PROBLEM STATEMENT: Drop every picture and give the entries back exactly.

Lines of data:
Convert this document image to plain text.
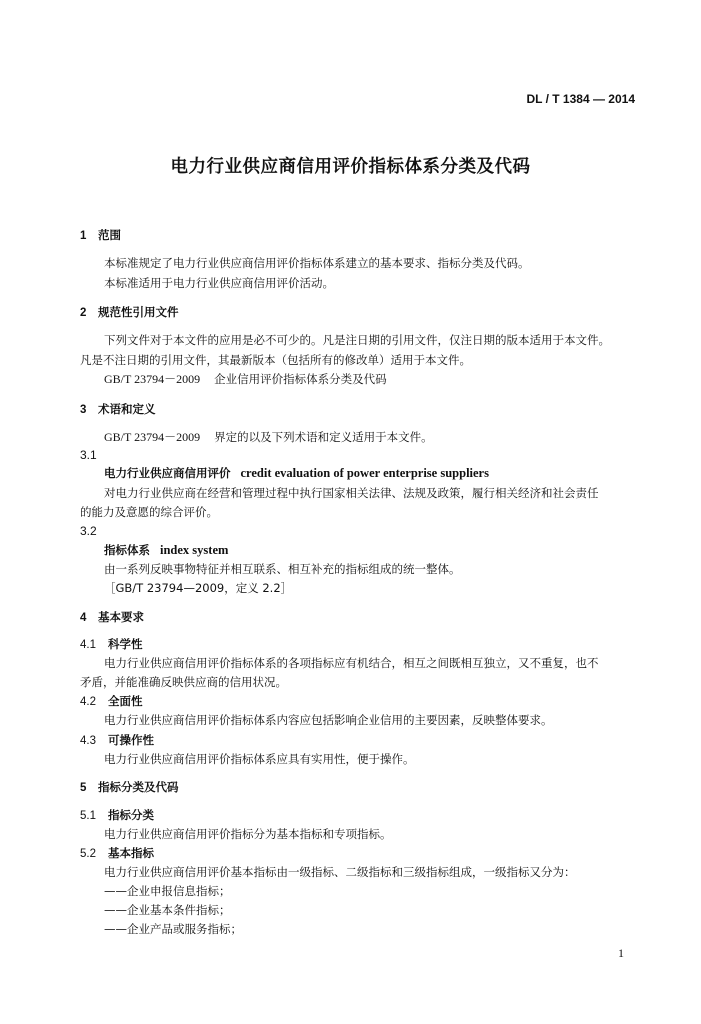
DL / T 1384 — 2014
电力行业供应商信用评价指标体系分类及代码
1 范围
本标准规定了电力行业供应商信用评价指标体系建立的基本要求、指标分类及代码。
本标准适用于电力行业供应商信用评价活动。
2 规范性引用文件
下列文件对于本文件的应用是必不可少的。凡是注日期的引用文件，仅注日期的版本适用于本文件。
凡是不注日期的引用文件，其最新版本（包括所有的修改单）适用于本文件。
GB/T 23794－2009 企业信用评价指标体系分类及代码
3 术语和定义
GB/T 23794－2009 界定的以及下列术语和定义适用于本文件。
3.1
电力行业供应商信用评价 credit evaluation of power enterprise suppliers
对电力行业供应商在经营和管理过程中执行国家相关法律、法规及政策，履行相关经济和社会责任
的能力及意愿的综合评价。
3.2
指标体系 index system
由一系列反映事物特征并相互联系、相互补充的指标组成的统一整体。
［GB/T 23794—2009，定义 2.2］
4 基本要求
4.1 科学性
电力行业供应商信用评价指标体系的各项指标应有机结合，相互之间既相互独立，又不重复，也不
矛盾，并能准确反映供应商的信用状况。
4.2 全面性
电力行业供应商信用评价指标体系内容应包括影响企业信用的主要因素，反映整体要求。
4.3 可操作性
电力行业供应商信用评价指标体系应具有实用性，便于操作。
5 指标分类及代码
5.1 指标分类
电力行业供应商信用评价指标分为基本指标和专项指标。
5.2 基本指标
电力行业供应商信用评价基本指标由一级指标、二级指标和三级指标组成，一级指标又分为：
——企业申报信息指标；
——企业基本条件指标；
——企业产品或服务指标；
1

RESPONSE:
Convert this document image to plain text.
DL / T 1384 — 2014
电力行业供应商信用评价指标体系分类及代码
1 范围
本标准规定了电力行业供应商信用评价指标体系建立的基本要求、指标分类及代码。
本标准适用于电力行业供应商信用评价活动。
2 规范性引用文件
下列文件对于本文件的应用是必不可少的。凡是注日期的引用文件，仅注日期的版本适用于本文件。
凡是不注日期的引用文件，其最新版本（包括所有的修改单）适用于本文件。
GB/T 23794－2009 企业信用评价指标体系分类及代码
3 术语和定义
GB/T 23794－2009 界定的以及下列术语和定义适用于本文件。
3.1
电力行业供应商信用评价 credit evaluation of power enterprise suppliers
对电力行业供应商在经营和管理过程中执行国家相关法律、法规及政策，履行相关经济和社会责任
的能力及意愿的综合评价。
3.2
指标体系 index system
由一系列反映事物特征并相互联系、相互补充的指标组成的统一整体。
［GB/T 23794—2009，定义 2.2］
4 基本要求
4.1 科学性
电力行业供应商信用评价指标体系的各项指标应有机结合，相互之间既相互独立，又不重复，也不
矛盾，并能准确反映供应商的信用状况。
4.2 全面性
电力行业供应商信用评价指标体系内容应包括影响企业信用的主要因素，反映整体要求。
4.3 可操作性
电力行业供应商信用评价指标体系应具有实用性，便于操作。
5 指标分类及代码
5.1 指标分类
电力行业供应商信用评价指标分为基本指标和专项指标。
5.2 基本指标
电力行业供应商信用评价基本指标由一级指标、二级指标和三级指标组成，一级指标又分为：
——企业申报信息指标；
——企业基本条件指标；
——企业产品或服务指标；
1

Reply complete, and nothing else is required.